Collection entries
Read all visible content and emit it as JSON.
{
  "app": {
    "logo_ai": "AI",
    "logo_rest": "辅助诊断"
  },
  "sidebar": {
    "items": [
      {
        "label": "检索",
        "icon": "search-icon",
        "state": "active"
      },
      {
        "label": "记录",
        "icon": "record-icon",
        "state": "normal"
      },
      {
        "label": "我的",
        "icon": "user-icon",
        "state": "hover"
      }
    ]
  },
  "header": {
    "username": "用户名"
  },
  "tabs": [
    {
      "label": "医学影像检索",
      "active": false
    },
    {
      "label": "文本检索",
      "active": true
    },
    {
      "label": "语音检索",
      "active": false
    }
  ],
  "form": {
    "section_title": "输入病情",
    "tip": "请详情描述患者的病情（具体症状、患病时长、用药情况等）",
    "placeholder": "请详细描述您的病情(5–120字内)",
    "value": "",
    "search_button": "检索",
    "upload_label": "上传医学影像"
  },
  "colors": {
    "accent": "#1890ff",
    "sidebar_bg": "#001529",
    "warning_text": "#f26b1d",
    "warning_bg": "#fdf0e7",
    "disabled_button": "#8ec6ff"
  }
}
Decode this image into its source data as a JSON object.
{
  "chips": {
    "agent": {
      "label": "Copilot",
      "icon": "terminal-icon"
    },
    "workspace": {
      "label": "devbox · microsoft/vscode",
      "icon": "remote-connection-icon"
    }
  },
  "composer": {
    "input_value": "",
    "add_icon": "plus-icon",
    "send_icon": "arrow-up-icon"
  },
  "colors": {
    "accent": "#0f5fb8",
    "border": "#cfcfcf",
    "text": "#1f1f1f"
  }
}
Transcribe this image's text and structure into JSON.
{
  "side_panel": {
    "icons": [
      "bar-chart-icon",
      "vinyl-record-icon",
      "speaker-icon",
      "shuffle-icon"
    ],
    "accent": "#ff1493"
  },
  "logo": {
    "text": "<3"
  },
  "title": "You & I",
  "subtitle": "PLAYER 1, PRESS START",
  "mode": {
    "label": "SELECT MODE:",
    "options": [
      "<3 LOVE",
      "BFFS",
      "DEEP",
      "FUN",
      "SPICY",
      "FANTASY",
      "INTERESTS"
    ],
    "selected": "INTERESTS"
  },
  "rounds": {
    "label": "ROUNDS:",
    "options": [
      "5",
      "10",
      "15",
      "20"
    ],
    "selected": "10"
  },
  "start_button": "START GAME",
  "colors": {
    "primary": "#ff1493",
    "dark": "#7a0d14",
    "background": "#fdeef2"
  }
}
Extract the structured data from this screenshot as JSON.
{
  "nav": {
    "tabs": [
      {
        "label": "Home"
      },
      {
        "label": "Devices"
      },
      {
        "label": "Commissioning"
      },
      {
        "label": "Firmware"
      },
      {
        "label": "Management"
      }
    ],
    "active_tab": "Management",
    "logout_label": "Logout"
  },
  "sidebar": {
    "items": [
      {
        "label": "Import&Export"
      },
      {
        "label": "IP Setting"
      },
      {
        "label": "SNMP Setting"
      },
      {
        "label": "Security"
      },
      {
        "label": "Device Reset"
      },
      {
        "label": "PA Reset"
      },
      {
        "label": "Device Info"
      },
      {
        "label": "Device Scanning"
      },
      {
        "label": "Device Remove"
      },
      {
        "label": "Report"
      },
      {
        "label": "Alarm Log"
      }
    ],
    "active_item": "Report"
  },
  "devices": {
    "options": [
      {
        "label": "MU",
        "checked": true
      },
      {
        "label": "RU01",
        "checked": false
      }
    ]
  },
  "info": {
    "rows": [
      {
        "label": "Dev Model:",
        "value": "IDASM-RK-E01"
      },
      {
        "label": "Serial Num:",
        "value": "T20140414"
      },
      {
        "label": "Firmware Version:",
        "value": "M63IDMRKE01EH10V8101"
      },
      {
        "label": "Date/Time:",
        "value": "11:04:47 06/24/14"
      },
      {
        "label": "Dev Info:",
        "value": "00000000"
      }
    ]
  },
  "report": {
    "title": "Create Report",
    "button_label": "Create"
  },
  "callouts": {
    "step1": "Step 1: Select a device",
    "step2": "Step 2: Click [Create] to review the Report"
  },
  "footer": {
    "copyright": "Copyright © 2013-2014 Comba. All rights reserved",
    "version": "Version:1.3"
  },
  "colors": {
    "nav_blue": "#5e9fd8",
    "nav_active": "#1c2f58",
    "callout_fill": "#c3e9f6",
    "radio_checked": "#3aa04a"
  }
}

_What is being asked_
Exact copies of all the records are required.

_Complete answer_
Read all visible content and emit it as JSON.
{
  "app": {
    "logo_ai": "AI",
    "logo_rest": "辅助诊断"
  },
  "sidebar": {
    "items": [
      {
        "label": "检索",
        "icon": "search-icon",
        "state": "active"
      },
      {
        "label": "记录",
        "icon": "record-icon",
        "state": "normal"
      },
      {
        "label": "我的",
        "icon": "user-icon",
        "state": "hover"
      }
    ]
  },
  "header": {
    "username": "用户名"
  },
  "tabs": [
    {
      "label": "医学影像检索",
      "active": false
    },
    {
      "label": "文本检索",
      "active": true
    },
    {
      "label": "语音检索",
      "active": false
    }
  ],
  "form": {
    "section_title": "输入病情",
    "tip": "请详情描述患者的病情（具体症状、患病时长、用药情况等）",
    "placeholder": "请详细描述您的病情(5–120字内)",
    "value": "",
    "search_button": "检索",
    "upload_label": "上传医学影像"
  },
  "colors": {
    "accent": "#1890ff",
    "sidebar_bg": "#001529",
    "warning_text": "#f26b1d",
    "warning_bg": "#fdf0e7",
    "disabled_button": "#8ec6ff"
  }
}
Decode this image into its source data as a JSON object.
{
  "chips": {
    "agent": {
      "label": "Copilot",
      "icon": "terminal-icon"
    },
    "workspace": {
      "label": "devbox · microsoft/vscode",
      "icon": "remote-connection-icon"
    }
  },
  "composer": {
    "input_value": "",
    "add_icon": "plus-icon",
    "send_icon": "arrow-up-icon"
  },
  "colors": {
    "accent": "#0f5fb8",
    "border": "#cfcfcf",
    "text": "#1f1f1f"
  }
}
Transcribe this image's text and structure into JSON.
{
  "side_panel": {
    "icons": [
      "bar-chart-icon",
      "vinyl-record-icon",
      "speaker-icon",
      "shuffle-icon"
    ],
    "accent": "#ff1493"
  },
  "logo": {
    "text": "<3"
  },
  "title": "You & I",
  "subtitle": "PLAYER 1, PRESS START",
  "mode": {
    "label": "SELECT MODE:",
    "options": [
      "<3 LOVE",
      "BFFS",
      "DEEP",
      "FUN",
      "SPICY",
      "FANTASY",
      "INTERESTS"
    ],
    "selected": "INTERESTS"
  },
  "rounds": {
    "label": "ROUNDS:",
    "options": [
      "5",
      "10",
      "15",
      "20"
    ],
    "selected": "10"
  },
  "start_button": "START GAME",
  "colors": {
    "primary": "#ff1493",
    "dark": "#7a0d14",
    "background": "#fdeef2"
  }
}
Extract the structured data from this screenshot as JSON.
{
  "nav": {
    "tabs": [
      {
        "label": "Home"
      },
      {
        "label": "Devices"
      },
      {
        "label": "Commissioning"
      },
      {
        "label": "Firmware"
      },
      {
        "label": "Management"
      }
    ],
    "active_tab": "Management",
    "logout_label": "Logout"
  },
  "sidebar": {
    "items": [
      {
        "label": "Import&Export"
      },
      {
        "label": "IP Setting"
      },
      {
        "label": "SNMP Setting"
      },
      {
        "label": "Security"
      },
      {
        "label": "Device Reset"
      },
      {
        "label": "PA Reset"
      },
      {
        "label": "Device Info"
      },
      {
        "label": "Device Scanning"
      },
      {
        "label": "Device Remove"
      },
      {
        "label": "Report"
      },
      {
        "label": "Alarm Log"
      }
    ],
    "active_item": "Report"
  },
  "devices": {
    "options": [
      {
        "label": "MU",
        "checked": true
      },
      {
        "label": "RU01",
        "checked": false
      }
    ]
  },
  "info": {
    "rows": [
      {
        "label": "Dev Model:",
        "value": "IDASM-RK-E01"
      },
      {
        "label": "Serial Num:",
        "value": "T20140414"
      },
      {
        "label": "Firmware Version:",
        "value": "M63IDMRKE01EH10V8101"
      },
      {
        "label": "Date/Time:",
        "value": "11:04:47 06/24/14"
      },
      {
        "label": "Dev Info:",
        "value": "00000000"
      }
    ]
  },
  "report": {
    "title": "Create Report",
    "button_label": "Create"
  },
  "callouts": {
    "step1": "Step 1: Select a device",
    "step2": "Step 2: Click [Create] to review the Report"
  },
  "footer": {
    "copyright": "Copyright © 2013-2014 Comba. All rights reserved",
    "version": "Version:1.3"
  },
  "colors": {
    "nav_blue": "#5e9fd8",
    "nav_active": "#1c2f58",
    "callout_fill": "#c3e9f6",
    "radio_checked": "#3aa04a"
  }
}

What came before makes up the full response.